[Data tied to figure images]
==*==
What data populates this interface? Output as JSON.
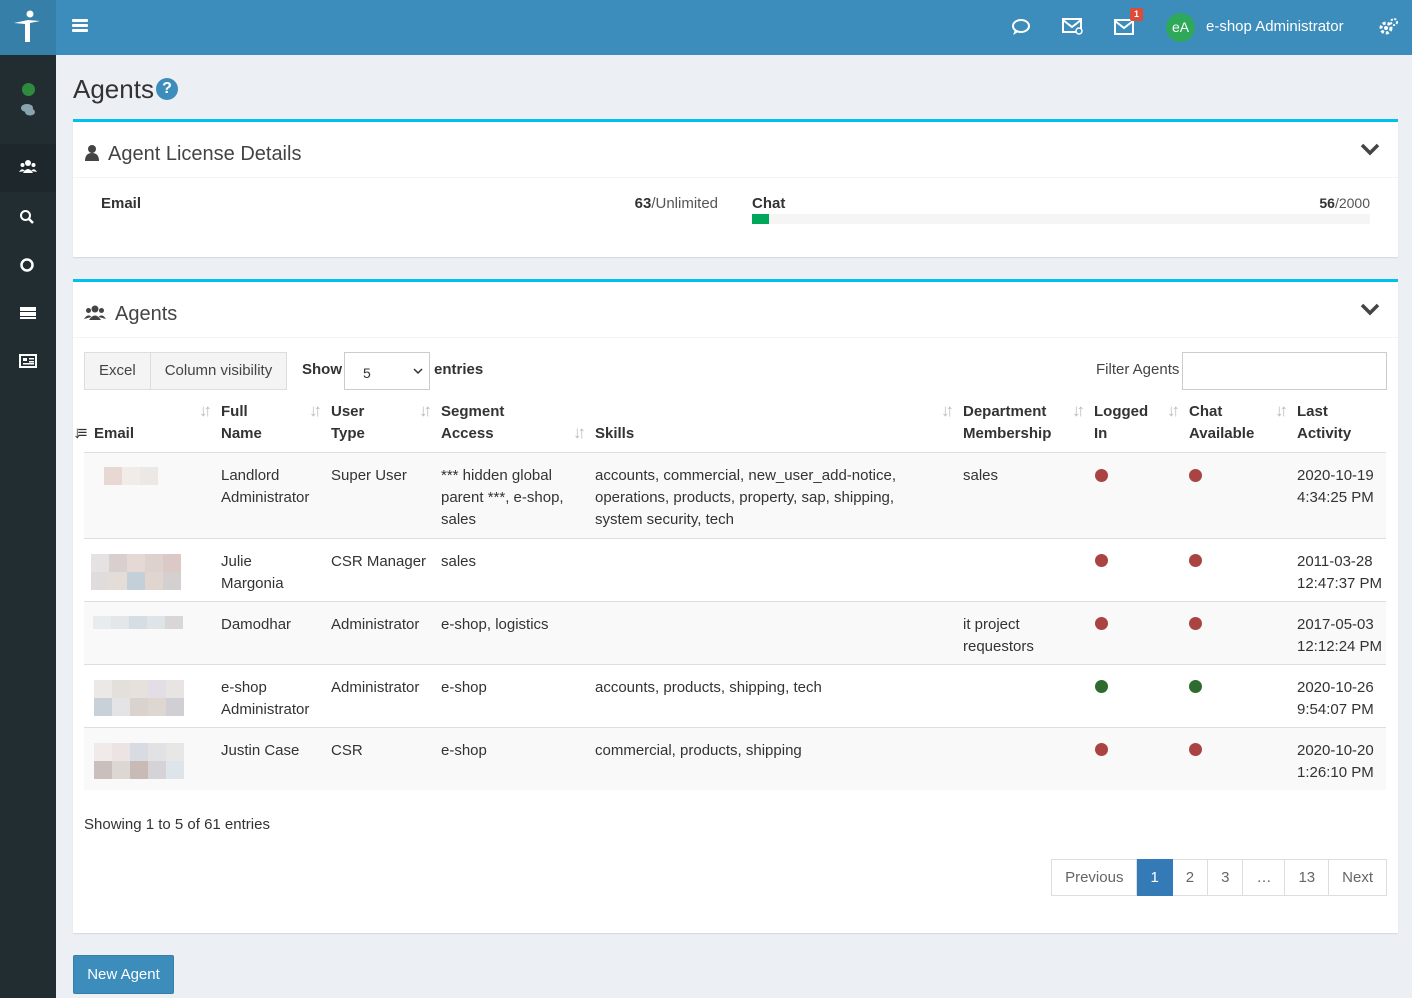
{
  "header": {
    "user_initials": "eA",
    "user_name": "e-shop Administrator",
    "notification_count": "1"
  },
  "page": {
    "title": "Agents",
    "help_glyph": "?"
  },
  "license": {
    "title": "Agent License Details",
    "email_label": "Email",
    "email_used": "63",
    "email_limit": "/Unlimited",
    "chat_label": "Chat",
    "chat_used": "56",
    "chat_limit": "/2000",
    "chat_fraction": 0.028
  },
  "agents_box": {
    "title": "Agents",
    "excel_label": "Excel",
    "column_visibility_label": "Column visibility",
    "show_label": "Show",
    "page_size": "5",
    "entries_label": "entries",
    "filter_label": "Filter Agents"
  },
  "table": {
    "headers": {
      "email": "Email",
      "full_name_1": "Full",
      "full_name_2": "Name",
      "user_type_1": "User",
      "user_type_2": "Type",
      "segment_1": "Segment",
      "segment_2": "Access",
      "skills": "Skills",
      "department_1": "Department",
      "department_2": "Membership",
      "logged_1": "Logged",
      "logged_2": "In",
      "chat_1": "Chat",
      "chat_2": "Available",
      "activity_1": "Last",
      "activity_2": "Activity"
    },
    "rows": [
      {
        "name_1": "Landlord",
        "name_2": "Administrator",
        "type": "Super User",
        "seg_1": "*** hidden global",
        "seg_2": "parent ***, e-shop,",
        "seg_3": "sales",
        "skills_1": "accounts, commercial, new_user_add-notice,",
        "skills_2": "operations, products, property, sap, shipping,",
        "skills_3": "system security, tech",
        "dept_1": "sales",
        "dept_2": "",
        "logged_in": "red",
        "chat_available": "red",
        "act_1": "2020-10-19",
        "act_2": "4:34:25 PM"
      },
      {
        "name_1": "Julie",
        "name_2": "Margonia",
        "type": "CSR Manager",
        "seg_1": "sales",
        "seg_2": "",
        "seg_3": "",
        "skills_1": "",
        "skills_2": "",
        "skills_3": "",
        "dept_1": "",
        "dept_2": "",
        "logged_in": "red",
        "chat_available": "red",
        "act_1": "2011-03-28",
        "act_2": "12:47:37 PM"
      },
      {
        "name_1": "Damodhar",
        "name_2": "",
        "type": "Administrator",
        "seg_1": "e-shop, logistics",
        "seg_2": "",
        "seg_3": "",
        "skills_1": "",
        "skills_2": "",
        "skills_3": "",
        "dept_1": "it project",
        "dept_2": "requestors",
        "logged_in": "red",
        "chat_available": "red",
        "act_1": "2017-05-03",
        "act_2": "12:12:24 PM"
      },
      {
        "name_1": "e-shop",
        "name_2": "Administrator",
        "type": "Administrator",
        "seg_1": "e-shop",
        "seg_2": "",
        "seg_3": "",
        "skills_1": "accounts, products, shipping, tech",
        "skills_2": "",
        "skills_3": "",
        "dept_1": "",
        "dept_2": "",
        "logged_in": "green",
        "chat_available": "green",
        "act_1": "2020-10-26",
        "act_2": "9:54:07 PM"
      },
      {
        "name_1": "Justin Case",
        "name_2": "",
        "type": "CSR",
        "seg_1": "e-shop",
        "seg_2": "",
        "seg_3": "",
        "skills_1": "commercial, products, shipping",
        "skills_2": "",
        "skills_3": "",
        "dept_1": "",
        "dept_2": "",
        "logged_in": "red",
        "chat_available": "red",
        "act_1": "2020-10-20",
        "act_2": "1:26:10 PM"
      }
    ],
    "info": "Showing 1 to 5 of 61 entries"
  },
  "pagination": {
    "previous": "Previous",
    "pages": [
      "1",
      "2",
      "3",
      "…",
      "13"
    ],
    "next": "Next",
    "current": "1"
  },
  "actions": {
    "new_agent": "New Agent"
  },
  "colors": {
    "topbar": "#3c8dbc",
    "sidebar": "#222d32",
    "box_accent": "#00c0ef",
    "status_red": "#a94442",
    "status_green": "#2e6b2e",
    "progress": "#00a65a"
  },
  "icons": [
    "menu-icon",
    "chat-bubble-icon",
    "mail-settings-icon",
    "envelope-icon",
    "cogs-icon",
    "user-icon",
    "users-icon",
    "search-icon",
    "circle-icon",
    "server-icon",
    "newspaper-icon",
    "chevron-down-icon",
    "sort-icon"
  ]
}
==*==
Scan the material and collect every line that contains "shipping".

        "skills_2": "operations, products, property, sap, shipping,",
        "skills_1": "accounts, products, shipping, tech",
        "skills_1": "commercial, products, shipping",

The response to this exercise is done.